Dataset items
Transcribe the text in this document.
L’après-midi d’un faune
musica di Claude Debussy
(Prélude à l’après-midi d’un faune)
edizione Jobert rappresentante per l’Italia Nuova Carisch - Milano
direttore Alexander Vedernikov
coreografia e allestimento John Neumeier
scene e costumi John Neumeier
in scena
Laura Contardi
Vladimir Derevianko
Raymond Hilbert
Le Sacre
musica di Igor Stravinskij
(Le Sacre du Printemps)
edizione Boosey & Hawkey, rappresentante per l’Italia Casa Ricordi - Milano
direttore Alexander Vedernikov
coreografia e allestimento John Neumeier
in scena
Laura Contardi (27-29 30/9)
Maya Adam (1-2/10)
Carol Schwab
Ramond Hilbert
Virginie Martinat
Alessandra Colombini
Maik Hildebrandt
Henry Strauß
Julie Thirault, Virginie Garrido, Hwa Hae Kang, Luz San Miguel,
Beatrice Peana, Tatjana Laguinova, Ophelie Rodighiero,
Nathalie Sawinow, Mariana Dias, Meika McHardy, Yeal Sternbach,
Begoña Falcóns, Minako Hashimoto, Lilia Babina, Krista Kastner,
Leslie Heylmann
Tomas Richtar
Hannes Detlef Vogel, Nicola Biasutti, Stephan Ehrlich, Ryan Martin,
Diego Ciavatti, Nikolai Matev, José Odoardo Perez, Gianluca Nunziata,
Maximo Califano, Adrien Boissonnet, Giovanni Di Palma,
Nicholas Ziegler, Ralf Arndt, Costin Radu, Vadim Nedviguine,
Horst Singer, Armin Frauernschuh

■ **TASK OBJECTIVE**
The records above must be output exactly, in full.

■ **WRITTEN REPLY**
Transcribe the text in this document.
L’après-midi d’un faune
musica di Claude Debussy
(Prélude à l’après-midi d’un faune)
edizione Jobert rappresentante per l’Italia Nuova Carisch - Milano
direttore Alexander Vedernikov
coreografia e allestimento John Neumeier
scene e costumi John Neumeier
in scena
Laura Contardi
Vladimir Derevianko
Raymond Hilbert
Le Sacre
musica di Igor Stravinskij
(Le Sacre du Printemps)
edizione Boosey & Hawkey, rappresentante per l’Italia Casa Ricordi - Milano
direttore Alexander Vedernikov
coreografia e allestimento John Neumeier
in scena
Laura Contardi (27-29 30/9)
Maya Adam (1-2/10)
Carol Schwab
Ramond Hilbert
Virginie Martinat
Alessandra Colombini
Maik Hildebrandt
Henry Strauß
Julie Thirault, Virginie Garrido, Hwa Hae Kang, Luz San Miguel,
Beatrice Peana, Tatjana Laguinova, Ophelie Rodighiero,
Nathalie Sawinow, Mariana Dias, Meika McHardy, Yeal Sternbach,
Begoña Falcóns, Minako Hashimoto, Lilia Babina, Krista Kastner,
Leslie Heylmann
Tomas Richtar
Hannes Detlef Vogel, Nicola Biasutti, Stephan Ehrlich, Ryan Martin,
Diego Ciavatti, Nikolai Matev, José Odoardo Perez, Gianluca Nunziata,
Maximo Califano, Adrien Boissonnet, Giovanni Di Palma,
Nicholas Ziegler, Ralf Arndt, Costin Radu, Vadim Nedviguine,
Horst Singer, Armin Frauernschuh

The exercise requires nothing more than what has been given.